* Start DATA SUPPLIED *

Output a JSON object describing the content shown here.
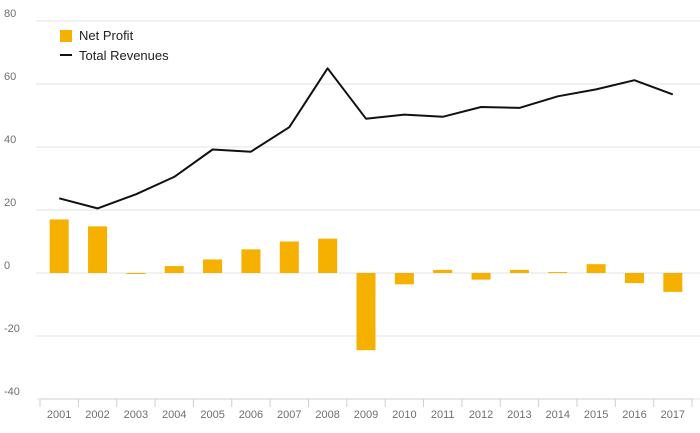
{
  "chart_data": {
    "type": "bar",
    "categories": [
      "2001",
      "2002",
      "2003",
      "2004",
      "2005",
      "2006",
      "2007",
      "2008",
      "2009",
      "2010",
      "2011",
      "2012",
      "2013",
      "2014",
      "2015",
      "2016",
      "2017"
    ],
    "series": [
      {
        "name": "Net Profit",
        "type": "bar",
        "color": "#f5b000",
        "values": [
          17,
          14.8,
          -0.3,
          2.2,
          4.3,
          7.5,
          10,
          10.9,
          -24.5,
          -3.6,
          1,
          -2.1,
          1,
          0.3,
          2.8,
          -3.2,
          -6
        ]
      },
      {
        "name": "Total Revenues",
        "type": "line",
        "color": "#111111",
        "values": [
          23.7,
          20.5,
          25,
          30.5,
          39.2,
          38.5,
          46.3,
          65,
          49,
          50.3,
          49.6,
          52.7,
          52.4,
          56.1,
          58.3,
          61.2,
          56.7
        ]
      }
    ],
    "title": "",
    "xlabel": "",
    "ylabel": "",
    "ylim": [
      -40,
      80
    ],
    "yticks": [
      "80",
      "60",
      "40",
      "20",
      "0",
      "-20",
      "-40"
    ],
    "grid": true,
    "legend": "top-left"
  }
}
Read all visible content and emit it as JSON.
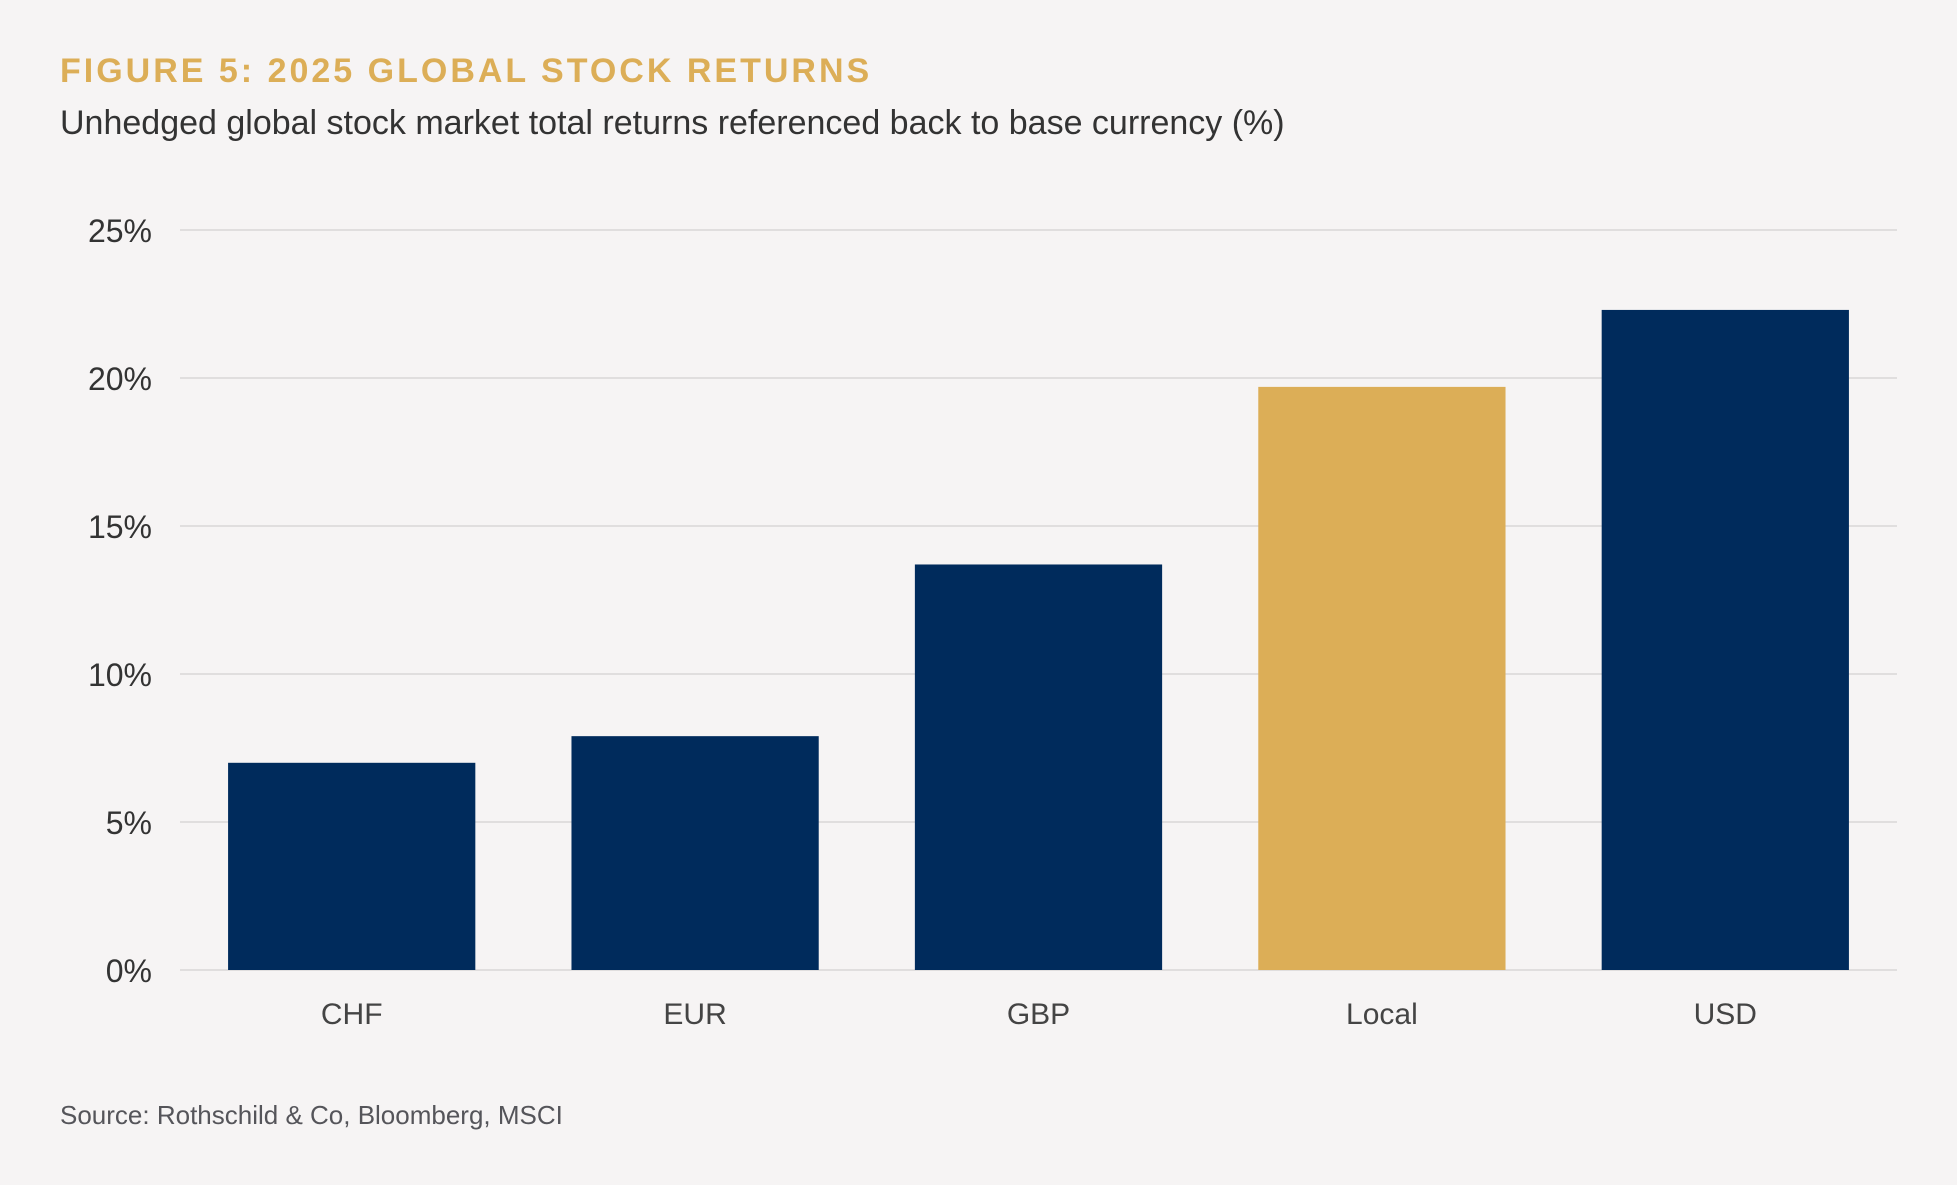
{
  "header": {
    "title": "FIGURE 5: 2025 GLOBAL STOCK RETURNS",
    "subtitle": "Unhedged global stock market total returns referenced back to base currency (%)"
  },
  "footer": {
    "source": "Source: Rothschild & Co, Bloomberg, MSCI"
  },
  "colors": {
    "background": "#f6f4f4",
    "title": "#dcae57",
    "bar_primary": "#002b5c",
    "bar_highlight": "#dcae57",
    "gridline": "#d3d1d1",
    "axis_text": "#333333"
  },
  "chart_data": {
    "type": "bar",
    "title": "FIGURE 5: 2025 GLOBAL STOCK RETURNS",
    "subtitle": "Unhedged global stock market total returns referenced back to base currency (%)",
    "xlabel": "",
    "ylabel": "",
    "categories": [
      "CHF",
      "EUR",
      "GBP",
      "Local",
      "USD"
    ],
    "values": [
      7.0,
      7.9,
      13.7,
      19.7,
      22.3
    ],
    "highlight": [
      "Local"
    ],
    "ylim": [
      0,
      25
    ],
    "yticks": [
      0,
      5,
      10,
      15,
      20,
      25
    ],
    "ytick_labels": [
      "0%",
      "5%",
      "10%",
      "15%",
      "20%",
      "25%"
    ],
    "grid": true,
    "legend": "none"
  }
}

* End DATA SUPPLIED *

• TASK BRIEF
Give only the number of lines in the listing above that include the string "JSON".

• TASK RESULT
2